• [DO THIS] Copy out all the records, word for word.

• [DATA LINES]
━━━━━━━━━━━━━━━━━━━━━━━━━━━━━━

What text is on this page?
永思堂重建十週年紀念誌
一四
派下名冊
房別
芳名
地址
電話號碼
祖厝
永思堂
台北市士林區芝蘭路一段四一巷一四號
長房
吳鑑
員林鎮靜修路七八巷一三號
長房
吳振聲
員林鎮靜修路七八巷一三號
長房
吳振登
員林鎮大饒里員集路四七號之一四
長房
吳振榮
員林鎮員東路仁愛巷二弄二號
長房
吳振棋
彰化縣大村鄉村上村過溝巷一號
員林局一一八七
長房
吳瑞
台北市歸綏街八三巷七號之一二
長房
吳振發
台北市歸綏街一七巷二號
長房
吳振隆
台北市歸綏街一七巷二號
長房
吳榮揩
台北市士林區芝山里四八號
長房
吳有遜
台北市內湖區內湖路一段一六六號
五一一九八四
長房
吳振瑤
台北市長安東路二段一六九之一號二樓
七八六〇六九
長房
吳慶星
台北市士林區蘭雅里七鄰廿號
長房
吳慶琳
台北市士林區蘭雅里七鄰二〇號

━━━━━━━━━━━━━━━━━━━━━━━━━━━━━━

• [RESPONSE TO THE TASK]
What text is on this page?
永思堂重建十週年紀念誌
一四
派下名冊
房別
芳名
地址
電話號碼
祖厝
永思堂
台北市士林區芝蘭路一段四一巷一四號
長房
吳鑑
員林鎮靜修路七八巷一三號
長房
吳振聲
員林鎮靜修路七八巷一三號
長房
吳振登
員林鎮大饒里員集路四七號之一四
長房
吳振榮
員林鎮員東路仁愛巷二弄二號
長房
吳振棋
彰化縣大村鄉村上村過溝巷一號
員林局一一八七
長房
吳瑞
台北市歸綏街八三巷七號之一二
長房
吳振發
台北市歸綏街一七巷二號
長房
吳振隆
台北市歸綏街一七巷二號
長房
吳榮揩
台北市士林區芝山里四八號
長房
吳有遜
台北市內湖區內湖路一段一六六號
五一一九八四
長房
吳振瑤
台北市長安東路二段一六九之一號二樓
七八六〇六九
長房
吳慶星
台北市士林區蘭雅里七鄰廿號
長房
吳慶琳
台北市士林區蘭雅里七鄰二〇號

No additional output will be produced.